----- Excerpted data
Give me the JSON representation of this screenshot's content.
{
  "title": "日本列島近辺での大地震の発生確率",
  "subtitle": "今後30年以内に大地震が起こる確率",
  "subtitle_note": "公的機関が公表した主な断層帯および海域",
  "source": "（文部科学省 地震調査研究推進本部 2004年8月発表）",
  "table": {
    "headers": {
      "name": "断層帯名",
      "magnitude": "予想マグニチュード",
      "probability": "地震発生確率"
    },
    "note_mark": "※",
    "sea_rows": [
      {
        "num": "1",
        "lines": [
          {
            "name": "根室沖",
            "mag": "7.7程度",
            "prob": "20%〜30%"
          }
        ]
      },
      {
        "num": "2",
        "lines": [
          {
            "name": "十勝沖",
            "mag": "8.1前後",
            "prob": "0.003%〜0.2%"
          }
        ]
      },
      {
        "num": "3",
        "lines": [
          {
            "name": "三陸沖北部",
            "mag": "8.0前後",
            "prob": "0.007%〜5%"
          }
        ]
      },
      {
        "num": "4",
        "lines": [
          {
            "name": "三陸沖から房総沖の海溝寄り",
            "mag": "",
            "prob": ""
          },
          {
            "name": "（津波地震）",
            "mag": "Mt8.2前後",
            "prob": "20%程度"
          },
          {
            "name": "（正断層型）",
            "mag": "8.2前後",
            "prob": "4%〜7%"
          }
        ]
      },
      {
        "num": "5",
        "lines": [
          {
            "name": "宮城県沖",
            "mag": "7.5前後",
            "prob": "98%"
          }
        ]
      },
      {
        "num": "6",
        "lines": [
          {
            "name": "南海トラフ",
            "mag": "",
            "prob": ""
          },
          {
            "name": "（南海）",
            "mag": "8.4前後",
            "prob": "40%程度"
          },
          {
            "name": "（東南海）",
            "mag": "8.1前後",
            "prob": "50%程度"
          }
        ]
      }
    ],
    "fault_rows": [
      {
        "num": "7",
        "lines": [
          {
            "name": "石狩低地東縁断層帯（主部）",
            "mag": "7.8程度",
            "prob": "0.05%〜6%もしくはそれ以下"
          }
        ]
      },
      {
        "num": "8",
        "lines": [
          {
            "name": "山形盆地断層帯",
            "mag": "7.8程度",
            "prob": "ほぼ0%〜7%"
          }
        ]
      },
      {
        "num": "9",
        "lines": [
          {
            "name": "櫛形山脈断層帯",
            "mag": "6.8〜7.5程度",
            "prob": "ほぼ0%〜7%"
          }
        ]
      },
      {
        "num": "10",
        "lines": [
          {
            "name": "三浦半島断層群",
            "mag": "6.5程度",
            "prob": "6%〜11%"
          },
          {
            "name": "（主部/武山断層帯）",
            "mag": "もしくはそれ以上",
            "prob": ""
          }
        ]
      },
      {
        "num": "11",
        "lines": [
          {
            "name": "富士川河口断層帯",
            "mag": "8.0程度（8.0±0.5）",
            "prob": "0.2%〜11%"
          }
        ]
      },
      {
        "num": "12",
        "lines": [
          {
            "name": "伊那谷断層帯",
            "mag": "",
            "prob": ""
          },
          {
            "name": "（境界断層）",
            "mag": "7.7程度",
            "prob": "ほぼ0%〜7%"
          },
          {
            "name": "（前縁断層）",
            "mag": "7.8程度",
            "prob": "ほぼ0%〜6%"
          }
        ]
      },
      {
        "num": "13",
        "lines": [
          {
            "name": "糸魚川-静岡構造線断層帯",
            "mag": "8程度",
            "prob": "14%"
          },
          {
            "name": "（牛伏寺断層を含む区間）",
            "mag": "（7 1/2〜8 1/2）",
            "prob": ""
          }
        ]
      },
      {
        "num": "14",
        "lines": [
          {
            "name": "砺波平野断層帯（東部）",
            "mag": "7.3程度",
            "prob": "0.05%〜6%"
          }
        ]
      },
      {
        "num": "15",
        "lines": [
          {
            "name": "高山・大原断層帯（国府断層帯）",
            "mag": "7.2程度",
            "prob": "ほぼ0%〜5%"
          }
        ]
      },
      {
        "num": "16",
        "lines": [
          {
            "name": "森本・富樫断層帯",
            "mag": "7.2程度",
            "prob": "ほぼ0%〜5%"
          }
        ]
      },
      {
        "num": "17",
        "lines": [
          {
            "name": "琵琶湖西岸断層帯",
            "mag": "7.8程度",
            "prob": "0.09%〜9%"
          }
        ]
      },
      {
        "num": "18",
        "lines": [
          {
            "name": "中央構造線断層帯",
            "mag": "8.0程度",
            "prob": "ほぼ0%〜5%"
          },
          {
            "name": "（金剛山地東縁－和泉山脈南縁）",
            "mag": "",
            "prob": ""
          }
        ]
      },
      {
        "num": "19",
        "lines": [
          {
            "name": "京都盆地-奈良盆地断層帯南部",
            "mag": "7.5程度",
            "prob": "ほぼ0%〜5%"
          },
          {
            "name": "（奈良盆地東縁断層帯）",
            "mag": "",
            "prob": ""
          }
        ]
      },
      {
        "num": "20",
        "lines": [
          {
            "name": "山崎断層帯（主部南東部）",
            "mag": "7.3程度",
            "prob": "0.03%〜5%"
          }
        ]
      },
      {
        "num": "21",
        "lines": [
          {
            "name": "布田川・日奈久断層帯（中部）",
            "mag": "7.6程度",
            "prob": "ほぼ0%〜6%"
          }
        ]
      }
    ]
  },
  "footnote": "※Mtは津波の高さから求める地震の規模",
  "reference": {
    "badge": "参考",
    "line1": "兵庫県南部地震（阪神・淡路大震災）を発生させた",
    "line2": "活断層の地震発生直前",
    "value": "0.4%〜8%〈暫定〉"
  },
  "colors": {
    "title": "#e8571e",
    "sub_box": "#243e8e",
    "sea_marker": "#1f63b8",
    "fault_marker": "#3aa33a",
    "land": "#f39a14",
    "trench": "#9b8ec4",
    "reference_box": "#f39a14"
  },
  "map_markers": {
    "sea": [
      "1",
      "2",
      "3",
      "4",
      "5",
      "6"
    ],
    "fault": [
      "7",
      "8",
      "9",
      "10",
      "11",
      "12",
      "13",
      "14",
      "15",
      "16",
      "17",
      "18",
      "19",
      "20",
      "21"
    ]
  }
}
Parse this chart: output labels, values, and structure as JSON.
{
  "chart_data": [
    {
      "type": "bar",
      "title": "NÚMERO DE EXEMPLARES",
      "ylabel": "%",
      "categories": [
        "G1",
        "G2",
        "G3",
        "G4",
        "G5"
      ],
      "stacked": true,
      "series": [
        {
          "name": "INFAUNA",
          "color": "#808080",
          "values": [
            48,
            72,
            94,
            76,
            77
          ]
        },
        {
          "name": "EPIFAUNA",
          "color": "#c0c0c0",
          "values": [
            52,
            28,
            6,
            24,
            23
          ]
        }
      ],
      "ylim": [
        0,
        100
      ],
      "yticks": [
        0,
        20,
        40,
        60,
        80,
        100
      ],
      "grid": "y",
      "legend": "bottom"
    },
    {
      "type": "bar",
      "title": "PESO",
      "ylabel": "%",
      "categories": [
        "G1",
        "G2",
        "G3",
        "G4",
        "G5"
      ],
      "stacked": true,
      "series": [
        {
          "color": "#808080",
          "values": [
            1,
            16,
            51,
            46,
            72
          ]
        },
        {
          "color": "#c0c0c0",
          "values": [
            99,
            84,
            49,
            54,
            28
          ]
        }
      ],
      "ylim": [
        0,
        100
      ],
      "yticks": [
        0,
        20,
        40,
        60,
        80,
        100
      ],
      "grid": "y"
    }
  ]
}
----------
> [Request] Transcribe the data. Leave every line exactly as it is.

> [Result below]
Give me the JSON representation of this screenshot's content.
{
  "title": "日本列島近辺での大地震の発生確率",
  "subtitle": "今後30年以内に大地震が起こる確率",
  "subtitle_note": "公的機関が公表した主な断層帯および海域",
  "source": "（文部科学省 地震調査研究推進本部 2004年8月発表）",
  "table": {
    "headers": {
      "name": "断層帯名",
      "magnitude": "予想マグニチュード",
      "probability": "地震発生確率"
    },
    "note_mark": "※",
    "sea_rows": [
      {
        "num": "1",
        "lines": [
          {
            "name": "根室沖",
            "mag": "7.7程度",
            "prob": "20%〜30%"
          }
        ]
      },
      {
        "num": "2",
        "lines": [
          {
            "name": "十勝沖",
            "mag": "8.1前後",
            "prob": "0.003%〜0.2%"
          }
        ]
      },
      {
        "num": "3",
        "lines": [
          {
            "name": "三陸沖北部",
            "mag": "8.0前後",
            "prob": "0.007%〜5%"
          }
        ]
      },
      {
        "num": "4",
        "lines": [
          {
            "name": "三陸沖から房総沖の海溝寄り",
            "mag": "",
            "prob": ""
          },
          {
            "name": "（津波地震）",
            "mag": "Mt8.2前後",
            "prob": "20%程度"
          },
          {
            "name": "（正断層型）",
            "mag": "8.2前後",
            "prob": "4%〜7%"
          }
        ]
      },
      {
        "num": "5",
        "lines": [
          {
            "name": "宮城県沖",
            "mag": "7.5前後",
            "prob": "98%"
          }
        ]
      },
      {
        "num": "6",
        "lines": [
          {
            "name": "南海トラフ",
            "mag": "",
            "prob": ""
          },
          {
            "name": "（南海）",
            "mag": "8.4前後",
            "prob": "40%程度"
          },
          {
            "name": "（東南海）",
            "mag": "8.1前後",
            "prob": "50%程度"
          }
        ]
      }
    ],
    "fault_rows": [
      {
        "num": "7",
        "lines": [
          {
            "name": "石狩低地東縁断層帯（主部）",
            "mag": "7.8程度",
            "prob": "0.05%〜6%もしくはそれ以下"
          }
        ]
      },
      {
        "num": "8",
        "lines": [
          {
            "name": "山形盆地断層帯",
            "mag": "7.8程度",
            "prob": "ほぼ0%〜7%"
          }
        ]
      },
      {
        "num": "9",
        "lines": [
          {
            "name": "櫛形山脈断層帯",
            "mag": "6.8〜7.5程度",
            "prob": "ほぼ0%〜7%"
          }
        ]
      },
      {
        "num": "10",
        "lines": [
          {
            "name": "三浦半島断層群",
            "mag": "6.5程度",
            "prob": "6%〜11%"
          },
          {
            "name": "（主部/武山断層帯）",
            "mag": "もしくはそれ以上",
            "prob": ""
          }
        ]
      },
      {
        "num": "11",
        "lines": [
          {
            "name": "富士川河口断層帯",
            "mag": "8.0程度（8.0±0.5）",
            "prob": "0.2%〜11%"
          }
        ]
      },
      {
        "num": "12",
        "lines": [
          {
            "name": "伊那谷断層帯",
            "mag": "",
            "prob": ""
          },
          {
            "name": "（境界断層）",
            "mag": "7.7程度",
            "prob": "ほぼ0%〜7%"
          },
          {
            "name": "（前縁断層）",
            "mag": "7.8程度",
            "prob": "ほぼ0%〜6%"
          }
        ]
      },
      {
        "num": "13",
        "lines": [
          {
            "name": "糸魚川-静岡構造線断層帯",
            "mag": "8程度",
            "prob": "14%"
          },
          {
            "name": "（牛伏寺断層を含む区間）",
            "mag": "（7 1/2〜8 1/2）",
            "prob": ""
          }
        ]
      },
      {
        "num": "14",
        "lines": [
          {
            "name": "砺波平野断層帯（東部）",
            "mag": "7.3程度",
            "prob": "0.05%〜6%"
          }
        ]
      },
      {
        "num": "15",
        "lines": [
          {
            "name": "高山・大原断層帯（国府断層帯）",
            "mag": "7.2程度",
            "prob": "ほぼ0%〜5%"
          }
        ]
      },
      {
        "num": "16",
        "lines": [
          {
            "name": "森本・富樫断層帯",
            "mag": "7.2程度",
            "prob": "ほぼ0%〜5%"
          }
        ]
      },
      {
        "num": "17",
        "lines": [
          {
            "name": "琵琶湖西岸断層帯",
            "mag": "7.8程度",
            "prob": "0.09%〜9%"
          }
        ]
      },
      {
        "num": "18",
        "lines": [
          {
            "name": "中央構造線断層帯",
            "mag": "8.0程度",
            "prob": "ほぼ0%〜5%"
          },
          {
            "name": "（金剛山地東縁－和泉山脈南縁）",
            "mag": "",
            "prob": ""
          }
        ]
      },
      {
        "num": "19",
        "lines": [
          {
            "name": "京都盆地-奈良盆地断層帯南部",
            "mag": "7.5程度",
            "prob": "ほぼ0%〜5%"
          },
          {
            "name": "（奈良盆地東縁断層帯）",
            "mag": "",
            "prob": ""
          }
        ]
      },
      {
        "num": "20",
        "lines": [
          {
            "name": "山崎断層帯（主部南東部）",
            "mag": "7.3程度",
            "prob": "0.03%〜5%"
          }
        ]
      },
      {
        "num": "21",
        "lines": [
          {
            "name": "布田川・日奈久断層帯（中部）",
            "mag": "7.6程度",
            "prob": "ほぼ0%〜6%"
          }
        ]
      }
    ]
  },
  "footnote": "※Mtは津波の高さから求める地震の規模",
  "reference": {
    "badge": "参考",
    "line1": "兵庫県南部地震（阪神・淡路大震災）を発生させた",
    "line2": "活断層の地震発生直前",
    "value": "0.4%〜8%〈暫定〉"
  },
  "colors": {
    "title": "#e8571e",
    "sub_box": "#243e8e",
    "sea_marker": "#1f63b8",
    "fault_marker": "#3aa33a",
    "land": "#f39a14",
    "trench": "#9b8ec4",
    "reference_box": "#f39a14"
  },
  "map_markers": {
    "sea": [
      "1",
      "2",
      "3",
      "4",
      "5",
      "6"
    ],
    "fault": [
      "7",
      "8",
      "9",
      "10",
      "11",
      "12",
      "13",
      "14",
      "15",
      "16",
      "17",
      "18",
      "19",
      "20",
      "21"
    ]
  }
}
Parse this chart: output labels, values, and structure as JSON.
{
  "chart_data": [
    {
      "type": "bar",
      "title": "NÚMERO DE EXEMPLARES",
      "ylabel": "%",
      "categories": [
        "G1",
        "G2",
        "G3",
        "G4",
        "G5"
      ],
      "stacked": true,
      "series": [
        {
          "name": "INFAUNA",
          "color": "#808080",
          "values": [
            48,
            72,
            94,
            76,
            77
          ]
        },
        {
          "name": "EPIFAUNA",
          "color": "#c0c0c0",
          "values": [
            52,
            28,
            6,
            24,
            23
          ]
        }
      ],
      "ylim": [
        0,
        100
      ],
      "yticks": [
        0,
        20,
        40,
        60,
        80,
        100
      ],
      "grid": "y",
      "legend": "bottom"
    },
    {
      "type": "bar",
      "title": "PESO",
      "ylabel": "%",
      "categories": [
        "G1",
        "G2",
        "G3",
        "G4",
        "G5"
      ],
      "stacked": true,
      "series": [
        {
          "color": "#808080",
          "values": [
            1,
            16,
            51,
            46,
            72
          ]
        },
        {
          "color": "#c0c0c0",
          "values": [
            99,
            84,
            49,
            54,
            28
          ]
        }
      ],
      "ylim": [
        0,
        100
      ],
      "yticks": [
        0,
        20,
        40,
        60,
        80,
        100
      ],
      "grid": "y"
    }
  ]
}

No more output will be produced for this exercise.